▶ _Text_
▬▬▬

In House Speaker Nancy Pelosi's San Francisco district, 17% of taxpayers lost an average of $53,471 in write-offs, the 6th-most affected congressional district by the cap according to newly released IRS data.
Critics of the SALT cap say it amounts to double taxation, and an incentive for high-income earners to move to lower-tax states. Nationally, just 11.5% of taxpayers itemize their tax returns, allowing them to use the SALT deduction. Beyond that, those with state, local, property and sales tax bills above $10,000 are affected by Trump's cap.
So - while Biden faces pressure from the right not to raise taxes (or minimum wage), particularly on small businesses, he also faces pressure from his own party - as angry elites pressure their elected representatives over cocktails at charity events to remove the SALT cap.
"I’m not voting for any change in the tax code whatsoever unless there’s the restoration of the SALT tax deduction. I’m laying that chit on the table," said Rep. Tom Suozzi (D-NY), who has emerged as a leader of the bipartisan SALT caucus (via Bloomberg).
The demand by Democrats from high-tax states has complicated Biden’s hopes for party unity on his second major legislative effort, and heightened the real-world difficulties of paying for the massive infrastructure bill without raising taxes on the middle class, a key Biden campaign promise.
Democrats have a 218-212 majority in the House. With no Republicans likely to vote for a Biden-led tax increase, they can’t afford to lose more than three votes.
"Around here the operational question is how many votes do you have. We already have a lot of votes for this issue and it’s going to grow," said California Democratic Rep. Anna Eshoo - who represents wealthy enclaves of Silicon Valley, whose rich - and mostly Democratic denizens lost an average of $73,808 in deductions according to the IRS data.
The White House isn't playing ball either, making Biden's tax plan more of an exercise in virtue signaling given the current slim majority Democrats maintain over the House and Senate.
"Just with our little calculators out, it is not a revenue raiser. And so it would add costs -- and potentially significantly -- to a package. There’d have to be a discussion about how that would be paid for, what would be taken out instead," said White House Press Secretary Jen Psaki last week.
At this point, no SALT deduction means no tax hikes, as 17 Democrats sent a letter to Pelosi last week saying that they would "not hesitate to oppose any tax legislation that does not fully restore the SALT deduction."
Rep. Alexandria Ocasio-Cortez (D-NY) calls SALT a "giveaway to the rich," adding "I don’t think that we should be holding the infrastructure package captive for a 100% full repeal of SALT."
"We can have a conversation on the policy, but it’s a bit of an extreme position, to be frank."
If Biden's plan does include a SALT cap deduction, whoever faces him (or President Harris) in 2024 will have plenty of ammunition to call them out on a massive giveaway to their rich friends.

▬▬▬

▶ _The records_

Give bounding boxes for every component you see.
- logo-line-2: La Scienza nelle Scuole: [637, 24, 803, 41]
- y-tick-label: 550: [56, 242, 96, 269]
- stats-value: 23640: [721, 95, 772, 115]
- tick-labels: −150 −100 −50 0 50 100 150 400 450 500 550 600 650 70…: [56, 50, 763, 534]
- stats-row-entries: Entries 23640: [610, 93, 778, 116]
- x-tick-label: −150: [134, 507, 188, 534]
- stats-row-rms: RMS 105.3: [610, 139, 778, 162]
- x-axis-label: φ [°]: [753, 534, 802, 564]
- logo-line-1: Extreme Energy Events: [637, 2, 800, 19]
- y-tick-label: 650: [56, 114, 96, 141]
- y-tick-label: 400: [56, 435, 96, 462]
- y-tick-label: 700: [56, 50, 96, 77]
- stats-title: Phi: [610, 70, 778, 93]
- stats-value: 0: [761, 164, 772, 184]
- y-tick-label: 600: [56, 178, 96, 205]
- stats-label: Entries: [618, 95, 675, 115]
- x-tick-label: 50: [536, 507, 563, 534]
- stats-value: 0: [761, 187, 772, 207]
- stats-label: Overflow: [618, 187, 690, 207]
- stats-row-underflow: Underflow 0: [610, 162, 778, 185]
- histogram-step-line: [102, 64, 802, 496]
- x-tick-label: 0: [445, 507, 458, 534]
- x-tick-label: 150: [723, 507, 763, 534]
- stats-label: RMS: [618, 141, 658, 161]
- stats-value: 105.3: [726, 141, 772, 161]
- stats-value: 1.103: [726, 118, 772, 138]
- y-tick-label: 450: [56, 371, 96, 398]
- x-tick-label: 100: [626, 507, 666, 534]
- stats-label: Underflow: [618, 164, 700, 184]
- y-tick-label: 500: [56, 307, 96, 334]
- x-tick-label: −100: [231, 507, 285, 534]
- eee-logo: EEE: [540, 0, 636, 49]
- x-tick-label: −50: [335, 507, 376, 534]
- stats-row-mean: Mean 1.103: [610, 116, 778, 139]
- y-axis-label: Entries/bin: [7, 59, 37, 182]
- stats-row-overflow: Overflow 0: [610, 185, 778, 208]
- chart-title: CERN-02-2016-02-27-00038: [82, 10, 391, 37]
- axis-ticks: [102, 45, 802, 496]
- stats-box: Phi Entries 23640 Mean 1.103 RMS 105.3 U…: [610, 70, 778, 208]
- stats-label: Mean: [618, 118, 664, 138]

▬▬▬

▶ _Exercises to complete_
• a. Repeat word for word the part of the SALT cap text starting with "Democrats have a" and going on through "than three votes.".
• b. Filter the records, copying out each line that contains the string "Overflow".

▶ _Results of the exercise_
• a.
Democrats have a 218-212 majority in the House. With no Republicans likely to vote for a Biden-led tax increase, they can’t afford to lose more than three votes.

• b.
- stats-label: Overflow: [618, 187, 690, 207]
- stats-row-overflow: Overflow 0: [610, 185, 778, 208]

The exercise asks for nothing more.